# start of Source text

Monster Machines: This Electron Gun Turns Titanium Powder Into Turbine Blades For Planes

Monster Machines: This Electron Gun Turns Titanium Powder Into Turbine Blades For Planes

Titanium aluminide is a 3D-printable metal compound that holds great promise for lighter, stronger aircraft turbines but is notoriously difficult to work. That is, it was notoriously difficult to work with, until additive manufacturing firm Avio developed this metal-melting 3 kW electron gun.

Titianium aluminide (TiAl) is an intermetallic alloy developed beginning in the early 1970s for use in automotive and aircraft engines. Its light weight, strength, and resistance to both heat stress and oxidation make it ideal for these applications. It’s also 50 per cent lighter than the nickel superalloys currently employed.

For aircraft turbine blades, for example, using TiAl rather than conventional alloys has shown to boost the engine’s thrust to weight ratio by as much as 20 per cent. “Although the material is expensive, the weight savings and the fuel consumption savings tied to weight reduction more than pay for it,” Mauro Varetti, an advanced manufacturing engineer at Avio, the GE subsidiary that developed the new electron gun. However, TiAl tends to contract, shrink, and crack as it cools in a conventional lost-wax or spin-casting mould, leading to lots of wasted precursor and even higher production costs.

# end of Source text
# start of Data provided

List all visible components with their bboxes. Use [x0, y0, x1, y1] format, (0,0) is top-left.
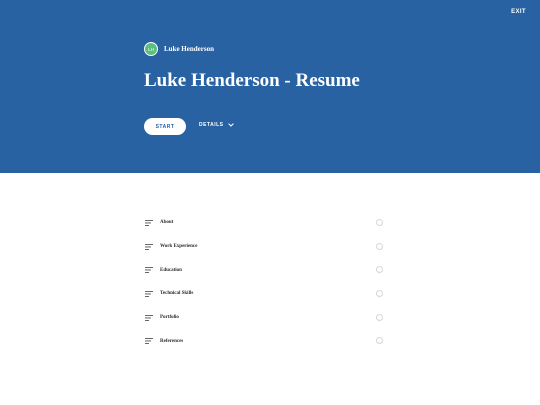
lesson-item-references[interactable]: References [145, 329, 385, 353]
lesson-status-indicator [376, 218, 383, 226]
chevron-down-icon [227, 123, 234, 127]
page-title: Luke Henderson - Resume [144, 70, 360, 91]
lesson-status-indicator [376, 289, 383, 297]
lesson-label: Technical Skills [160, 291, 194, 297]
details-toggle[interactable]: DETAILS [199, 122, 234, 128]
lesson-label: About [160, 220, 174, 226]
lesson-status-indicator [376, 266, 383, 274]
details-label: DETAILS [199, 122, 224, 128]
lesson-item-technical-skills[interactable]: Technical Skills [145, 282, 385, 306]
lesson-label: Portfolio [160, 315, 179, 321]
lesson-item-work-experience[interactable]: Work Experience [145, 235, 385, 259]
lesson-item-about[interactable]: About [145, 211, 385, 235]
lines-icon [145, 314, 153, 321]
author-info: LH Luke Henderson [144, 42, 214, 56]
lines-icon [145, 338, 153, 345]
lesson-item-education[interactable]: Education [145, 258, 385, 282]
author-name: Luke Henderson [164, 45, 214, 53]
exit-link[interactable]: EXIT [511, 9, 526, 15]
lesson-label: References [160, 338, 184, 344]
lesson-item-portfolio[interactable]: Portfolio [145, 306, 385, 330]
lesson-status-indicator [376, 313, 383, 321]
course-header: EXIT LH Luke Henderson Luke Henderson - … [0, 0, 540, 173]
course-page: EXIT LH Luke Henderson Luke Henderson - … [0, 0, 540, 405]
start-button[interactable]: START [144, 118, 186, 135]
lines-icon [145, 243, 153, 250]
avatar: LH [144, 42, 158, 56]
lesson-status-indicator [376, 242, 383, 250]
lesson-label: Education [160, 267, 182, 273]
lesson-list: About Work Experience Education Technica… [145, 211, 385, 353]
lesson-status-indicator [376, 337, 383, 345]
lesson-label: Work Experience [160, 244, 198, 250]
lines-icon [145, 290, 153, 297]
lines-icon [145, 219, 153, 226]
lines-icon [145, 267, 153, 274]
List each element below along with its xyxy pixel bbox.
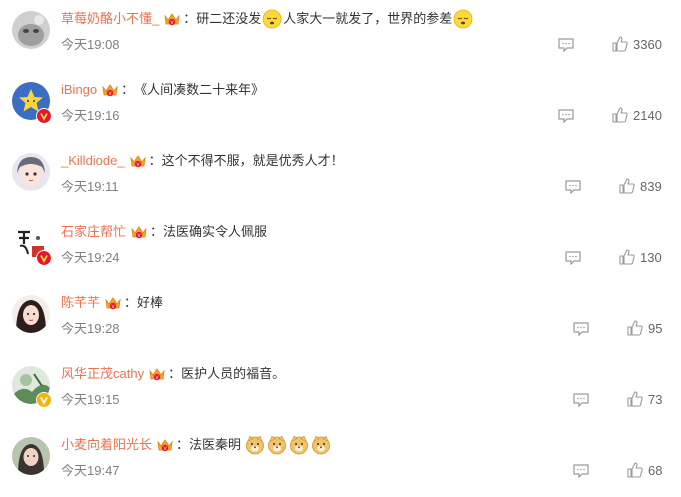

# end of Data provided

> **Your task**:
Using the titanium aluminide article, list each property the text names as making the alloy ideal for automotive and aircraft engines.

> **Answer to this task**:
Light weight
Strength
Resistance to heat stress
Resistance to oxidation